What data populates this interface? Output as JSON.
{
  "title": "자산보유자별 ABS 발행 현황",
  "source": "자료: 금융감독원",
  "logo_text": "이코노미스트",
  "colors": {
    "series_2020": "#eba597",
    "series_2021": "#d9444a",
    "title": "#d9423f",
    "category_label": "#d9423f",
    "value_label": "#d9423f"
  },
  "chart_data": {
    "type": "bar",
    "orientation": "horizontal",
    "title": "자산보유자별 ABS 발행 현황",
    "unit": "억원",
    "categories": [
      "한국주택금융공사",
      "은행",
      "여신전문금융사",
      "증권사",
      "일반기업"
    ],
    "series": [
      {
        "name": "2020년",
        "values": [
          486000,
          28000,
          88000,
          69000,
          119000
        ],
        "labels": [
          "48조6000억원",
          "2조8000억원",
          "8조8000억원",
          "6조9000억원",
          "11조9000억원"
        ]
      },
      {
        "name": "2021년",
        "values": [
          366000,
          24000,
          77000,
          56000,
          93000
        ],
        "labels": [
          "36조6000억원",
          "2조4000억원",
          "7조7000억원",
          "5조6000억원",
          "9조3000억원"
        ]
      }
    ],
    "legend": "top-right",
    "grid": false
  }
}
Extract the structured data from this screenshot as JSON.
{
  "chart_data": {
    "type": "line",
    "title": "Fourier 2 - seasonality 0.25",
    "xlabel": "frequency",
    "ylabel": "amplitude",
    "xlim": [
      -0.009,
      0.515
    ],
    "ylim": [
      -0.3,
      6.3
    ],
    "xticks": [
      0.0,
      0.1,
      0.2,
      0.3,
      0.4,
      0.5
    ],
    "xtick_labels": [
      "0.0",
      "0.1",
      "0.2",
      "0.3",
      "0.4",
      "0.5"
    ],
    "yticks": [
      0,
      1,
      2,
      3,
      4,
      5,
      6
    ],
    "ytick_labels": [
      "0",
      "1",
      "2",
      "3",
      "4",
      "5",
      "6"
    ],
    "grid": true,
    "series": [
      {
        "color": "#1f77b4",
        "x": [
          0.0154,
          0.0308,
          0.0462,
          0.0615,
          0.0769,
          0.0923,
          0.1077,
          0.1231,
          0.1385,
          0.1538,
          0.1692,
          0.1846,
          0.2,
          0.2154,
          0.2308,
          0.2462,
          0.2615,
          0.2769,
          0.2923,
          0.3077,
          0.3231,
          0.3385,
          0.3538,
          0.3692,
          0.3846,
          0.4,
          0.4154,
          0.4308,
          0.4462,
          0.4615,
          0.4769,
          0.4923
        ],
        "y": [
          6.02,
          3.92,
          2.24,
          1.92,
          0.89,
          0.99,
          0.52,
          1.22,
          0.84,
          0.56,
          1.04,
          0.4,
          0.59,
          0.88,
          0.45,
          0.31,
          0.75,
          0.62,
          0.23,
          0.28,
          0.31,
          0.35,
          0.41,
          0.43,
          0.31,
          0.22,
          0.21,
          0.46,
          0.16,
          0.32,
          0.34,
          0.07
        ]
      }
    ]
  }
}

# # #

__TO DO__
Output the lines above verbatim and in full.

__RESULT OF THIS TASK__
What data populates this interface? Output as JSON.
{
  "title": "자산보유자별 ABS 발행 현황",
  "source": "자료: 금융감독원",
  "logo_text": "이코노미스트",
  "colors": {
    "series_2020": "#eba597",
    "series_2021": "#d9444a",
    "title": "#d9423f",
    "category_label": "#d9423f",
    "value_label": "#d9423f"
  },
  "chart_data": {
    "type": "bar",
    "orientation": "horizontal",
    "title": "자산보유자별 ABS 발행 현황",
    "unit": "억원",
    "categories": [
      "한국주택금융공사",
      "은행",
      "여신전문금융사",
      "증권사",
      "일반기업"
    ],
    "series": [
      {
        "name": "2020년",
        "values": [
          486000,
          28000,
          88000,
          69000,
          119000
        ],
        "labels": [
          "48조6000억원",
          "2조8000억원",
          "8조8000억원",
          "6조9000억원",
          "11조9000억원"
        ]
      },
      {
        "name": "2021년",
        "values": [
          366000,
          24000,
          77000,
          56000,
          93000
        ],
        "labels": [
          "36조6000억원",
          "2조4000억원",
          "7조7000억원",
          "5조6000억원",
          "9조3000억원"
        ]
      }
    ],
    "legend": "top-right",
    "grid": false
  }
}
Extract the structured data from this screenshot as JSON.
{
  "chart_data": {
    "type": "line",
    "title": "Fourier 2 - seasonality 0.25",
    "xlabel": "frequency",
    "ylabel": "amplitude",
    "xlim": [
      -0.009,
      0.515
    ],
    "ylim": [
      -0.3,
      6.3
    ],
    "xticks": [
      0.0,
      0.1,
      0.2,
      0.3,
      0.4,
      0.5
    ],
    "xtick_labels": [
      "0.0",
      "0.1",
      "0.2",
      "0.3",
      "0.4",
      "0.5"
    ],
    "yticks": [
      0,
      1,
      2,
      3,
      4,
      5,
      6
    ],
    "ytick_labels": [
      "0",
      "1",
      "2",
      "3",
      "4",
      "5",
      "6"
    ],
    "grid": true,
    "series": [
      {
        "color": "#1f77b4",
        "x": [
          0.0154,
          0.0308,
          0.0462,
          0.0615,
          0.0769,
          0.0923,
          0.1077,
          0.1231,
          0.1385,
          0.1538,
          0.1692,
          0.1846,
          0.2,
          0.2154,
          0.2308,
          0.2462,
          0.2615,
          0.2769,
          0.2923,
          0.3077,
          0.3231,
          0.3385,
          0.3538,
          0.3692,
          0.3846,
          0.4,
          0.4154,
          0.4308,
          0.4462,
          0.4615,
          0.4769,
          0.4923
        ],
        "y": [
          6.02,
          3.92,
          2.24,
          1.92,
          0.89,
          0.99,
          0.52,
          1.22,
          0.84,
          0.56,
          1.04,
          0.4,
          0.59,
          0.88,
          0.45,
          0.31,
          0.75,
          0.62,
          0.23,
          0.28,
          0.31,
          0.35,
          0.41,
          0.43,
          0.31,
          0.22,
          0.21,
          0.46,
          0.16,
          0.32,
          0.34,
          0.07
        ]
      }
    ]
  }
}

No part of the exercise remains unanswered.